>> Begin DATA FOR THE TASK

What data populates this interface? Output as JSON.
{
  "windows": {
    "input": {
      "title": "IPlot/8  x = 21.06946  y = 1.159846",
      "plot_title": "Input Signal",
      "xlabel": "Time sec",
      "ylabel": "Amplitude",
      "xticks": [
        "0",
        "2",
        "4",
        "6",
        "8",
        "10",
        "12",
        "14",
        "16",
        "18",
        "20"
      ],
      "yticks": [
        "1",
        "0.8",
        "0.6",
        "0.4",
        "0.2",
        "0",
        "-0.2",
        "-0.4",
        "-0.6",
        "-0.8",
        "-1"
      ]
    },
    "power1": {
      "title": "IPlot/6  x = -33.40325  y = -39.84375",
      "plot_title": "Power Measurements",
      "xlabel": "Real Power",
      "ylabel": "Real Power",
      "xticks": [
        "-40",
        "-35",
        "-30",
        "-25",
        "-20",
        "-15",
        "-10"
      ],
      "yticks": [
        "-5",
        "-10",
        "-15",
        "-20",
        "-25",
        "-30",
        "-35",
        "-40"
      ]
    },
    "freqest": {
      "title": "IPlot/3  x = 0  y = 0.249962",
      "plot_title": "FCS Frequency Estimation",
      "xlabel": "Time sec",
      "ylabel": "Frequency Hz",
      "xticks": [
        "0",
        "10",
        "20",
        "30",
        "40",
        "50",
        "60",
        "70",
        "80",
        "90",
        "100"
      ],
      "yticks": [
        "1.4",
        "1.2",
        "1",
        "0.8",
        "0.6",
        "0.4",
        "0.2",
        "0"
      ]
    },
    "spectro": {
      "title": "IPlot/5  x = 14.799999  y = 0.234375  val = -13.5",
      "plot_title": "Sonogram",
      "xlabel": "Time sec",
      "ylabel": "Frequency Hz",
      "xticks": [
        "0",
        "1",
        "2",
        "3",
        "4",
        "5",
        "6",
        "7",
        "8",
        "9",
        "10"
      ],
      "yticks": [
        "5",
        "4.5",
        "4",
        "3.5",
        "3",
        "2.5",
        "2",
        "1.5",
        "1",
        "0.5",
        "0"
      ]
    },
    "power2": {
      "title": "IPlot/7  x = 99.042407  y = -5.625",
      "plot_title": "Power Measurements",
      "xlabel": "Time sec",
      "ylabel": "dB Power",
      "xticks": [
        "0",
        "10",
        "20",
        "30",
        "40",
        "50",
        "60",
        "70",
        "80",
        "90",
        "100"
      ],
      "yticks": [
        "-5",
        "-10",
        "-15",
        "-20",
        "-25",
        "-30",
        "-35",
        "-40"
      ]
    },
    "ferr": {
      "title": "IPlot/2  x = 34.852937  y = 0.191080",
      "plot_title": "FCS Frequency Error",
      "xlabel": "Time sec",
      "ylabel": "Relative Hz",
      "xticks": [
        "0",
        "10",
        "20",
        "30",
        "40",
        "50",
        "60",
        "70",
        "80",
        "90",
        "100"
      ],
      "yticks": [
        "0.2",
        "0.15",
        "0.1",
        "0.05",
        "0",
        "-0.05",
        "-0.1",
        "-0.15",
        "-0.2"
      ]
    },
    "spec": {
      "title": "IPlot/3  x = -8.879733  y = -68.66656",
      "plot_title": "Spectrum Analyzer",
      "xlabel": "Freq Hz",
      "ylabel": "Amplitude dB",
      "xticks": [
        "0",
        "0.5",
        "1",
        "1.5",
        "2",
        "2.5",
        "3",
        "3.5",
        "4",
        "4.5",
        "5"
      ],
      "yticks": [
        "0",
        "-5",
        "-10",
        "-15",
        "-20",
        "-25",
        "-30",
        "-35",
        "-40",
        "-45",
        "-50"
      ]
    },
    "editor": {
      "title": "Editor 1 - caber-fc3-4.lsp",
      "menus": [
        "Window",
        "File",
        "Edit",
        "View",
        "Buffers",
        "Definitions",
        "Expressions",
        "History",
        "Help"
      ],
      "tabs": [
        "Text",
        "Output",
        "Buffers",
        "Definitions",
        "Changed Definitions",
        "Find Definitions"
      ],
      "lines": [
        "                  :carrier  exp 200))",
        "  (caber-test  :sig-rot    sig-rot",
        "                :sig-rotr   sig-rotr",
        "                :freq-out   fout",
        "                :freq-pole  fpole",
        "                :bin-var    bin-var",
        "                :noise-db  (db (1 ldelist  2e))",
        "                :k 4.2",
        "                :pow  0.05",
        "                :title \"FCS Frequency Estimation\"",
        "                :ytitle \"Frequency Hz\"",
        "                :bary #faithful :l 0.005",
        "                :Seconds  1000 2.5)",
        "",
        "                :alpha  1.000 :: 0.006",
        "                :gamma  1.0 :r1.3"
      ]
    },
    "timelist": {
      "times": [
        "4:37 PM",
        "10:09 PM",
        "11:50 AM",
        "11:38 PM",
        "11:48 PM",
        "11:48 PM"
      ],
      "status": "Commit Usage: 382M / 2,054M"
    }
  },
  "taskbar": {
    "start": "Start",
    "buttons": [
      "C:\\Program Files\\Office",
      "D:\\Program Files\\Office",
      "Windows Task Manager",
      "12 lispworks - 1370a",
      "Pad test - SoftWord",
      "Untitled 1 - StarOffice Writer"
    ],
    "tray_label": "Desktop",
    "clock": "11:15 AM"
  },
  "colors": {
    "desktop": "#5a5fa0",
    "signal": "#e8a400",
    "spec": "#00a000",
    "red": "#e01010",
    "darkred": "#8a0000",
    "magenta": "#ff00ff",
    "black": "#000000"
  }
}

>> End DATA FOR THE TASK

Print all of the entries again, exactly as written.

## FULL OUTPUT
What data populates this interface? Output as JSON.
{
  "windows": {
    "input": {
      "title": "IPlot/8  x = 21.06946  y = 1.159846",
      "plot_title": "Input Signal",
      "xlabel": "Time sec",
      "ylabel": "Amplitude",
      "xticks": [
        "0",
        "2",
        "4",
        "6",
        "8",
        "10",
        "12",
        "14",
        "16",
        "18",
        "20"
      ],
      "yticks": [
        "1",
        "0.8",
        "0.6",
        "0.4",
        "0.2",
        "0",
        "-0.2",
        "-0.4",
        "-0.6",
        "-0.8",
        "-1"
      ]
    },
    "power1": {
      "title": "IPlot/6  x = -33.40325  y = -39.84375",
      "plot_title": "Power Measurements",
      "xlabel": "Real Power",
      "ylabel": "Real Power",
      "xticks": [
        "-40",
        "-35",
        "-30",
        "-25",
        "-20",
        "-15",
        "-10"
      ],
      "yticks": [
        "-5",
        "-10",
        "-15",
        "-20",
        "-25",
        "-30",
        "-35",
        "-40"
      ]
    },
    "freqest": {
      "title": "IPlot/3  x = 0  y = 0.249962",
      "plot_title": "FCS Frequency Estimation",
      "xlabel": "Time sec",
      "ylabel": "Frequency Hz",
      "xticks": [
        "0",
        "10",
        "20",
        "30",
        "40",
        "50",
        "60",
        "70",
        "80",
        "90",
        "100"
      ],
      "yticks": [
        "1.4",
        "1.2",
        "1",
        "0.8",
        "0.6",
        "0.4",
        "0.2",
        "0"
      ]
    },
    "spectro": {
      "title": "IPlot/5  x = 14.799999  y = 0.234375  val = -13.5",
      "plot_title": "Sonogram",
      "xlabel": "Time sec",
      "ylabel": "Frequency Hz",
      "xticks": [
        "0",
        "1",
        "2",
        "3",
        "4",
        "5",
        "6",
        "7",
        "8",
        "9",
        "10"
      ],
      "yticks": [
        "5",
        "4.5",
        "4",
        "3.5",
        "3",
        "2.5",
        "2",
        "1.5",
        "1",
        "0.5",
        "0"
      ]
    },
    "power2": {
      "title": "IPlot/7  x = 99.042407  y = -5.625",
      "plot_title": "Power Measurements",
      "xlabel": "Time sec",
      "ylabel": "dB Power",
      "xticks": [
        "0",
        "10",
        "20",
        "30",
        "40",
        "50",
        "60",
        "70",
        "80",
        "90",
        "100"
      ],
      "yticks": [
        "-5",
        "-10",
        "-15",
        "-20",
        "-25",
        "-30",
        "-35",
        "-40"
      ]
    },
    "ferr": {
      "title": "IPlot/2  x = 34.852937  y = 0.191080",
      "plot_title": "FCS Frequency Error",
      "xlabel": "Time sec",
      "ylabel": "Relative Hz",
      "xticks": [
        "0",
        "10",
        "20",
        "30",
        "40",
        "50",
        "60",
        "70",
        "80",
        "90",
        "100"
      ],
      "yticks": [
        "0.2",
        "0.15",
        "0.1",
        "0.05",
        "0",
        "-0.05",
        "-0.1",
        "-0.15",
        "-0.2"
      ]
    },
    "spec": {
      "title": "IPlot/3  x = -8.879733  y = -68.66656",
      "plot_title": "Spectrum Analyzer",
      "xlabel": "Freq Hz",
      "ylabel": "Amplitude dB",
      "xticks": [
        "0",
        "0.5",
        "1",
        "1.5",
        "2",
        "2.5",
        "3",
        "3.5",
        "4",
        "4.5",
        "5"
      ],
      "yticks": [
        "0",
        "-5",
        "-10",
        "-15",
        "-20",
        "-25",
        "-30",
        "-35",
        "-40",
        "-45",
        "-50"
      ]
    },
    "editor": {
      "title": "Editor 1 - caber-fc3-4.lsp",
      "menus": [
        "Window",
        "File",
        "Edit",
        "View",
        "Buffers",
        "Definitions",
        "Expressions",
        "History",
        "Help"
      ],
      "tabs": [
        "Text",
        "Output",
        "Buffers",
        "Definitions",
        "Changed Definitions",
        "Find Definitions"
      ],
      "lines": [
        "                  :carrier  exp 200))",
        "  (caber-test  :sig-rot    sig-rot",
        "                :sig-rotr   sig-rotr",
        "                :freq-out   fout",
        "                :freq-pole  fpole",
        "                :bin-var    bin-var",
        "                :noise-db  (db (1 ldelist  2e))",
        "                :k 4.2",
        "                :pow  0.05",
        "                :title \"FCS Frequency Estimation\"",
        "                :ytitle \"Frequency Hz\"",
        "                :bary #faithful :l 0.005",
        "                :Seconds  1000 2.5)",
        "",
        "                :alpha  1.000 :: 0.006",
        "                :gamma  1.0 :r1.3"
      ]
    },
    "timelist": {
      "times": [
        "4:37 PM",
        "10:09 PM",
        "11:50 AM",
        "11:38 PM",
        "11:48 PM",
        "11:48 PM"
      ],
      "status": "Commit Usage: 382M / 2,054M"
    }
  },
  "taskbar": {
    "start": "Start",
    "buttons": [
      "C:\\Program Files\\Office",
      "D:\\Program Files\\Office",
      "Windows Task Manager",
      "12 lispworks - 1370a",
      "Pad test - SoftWord",
      "Untitled 1 - StarOffice Writer"
    ],
    "tray_label": "Desktop",
    "clock": "11:15 AM"
  },
  "colors": {
    "desktop": "#5a5fa0",
    "signal": "#e8a400",
    "spec": "#00a000",
    "red": "#e01010",
    "darkred": "#8a0000",
    "magenta": "#ff00ff",
    "black": "#000000"
  }
}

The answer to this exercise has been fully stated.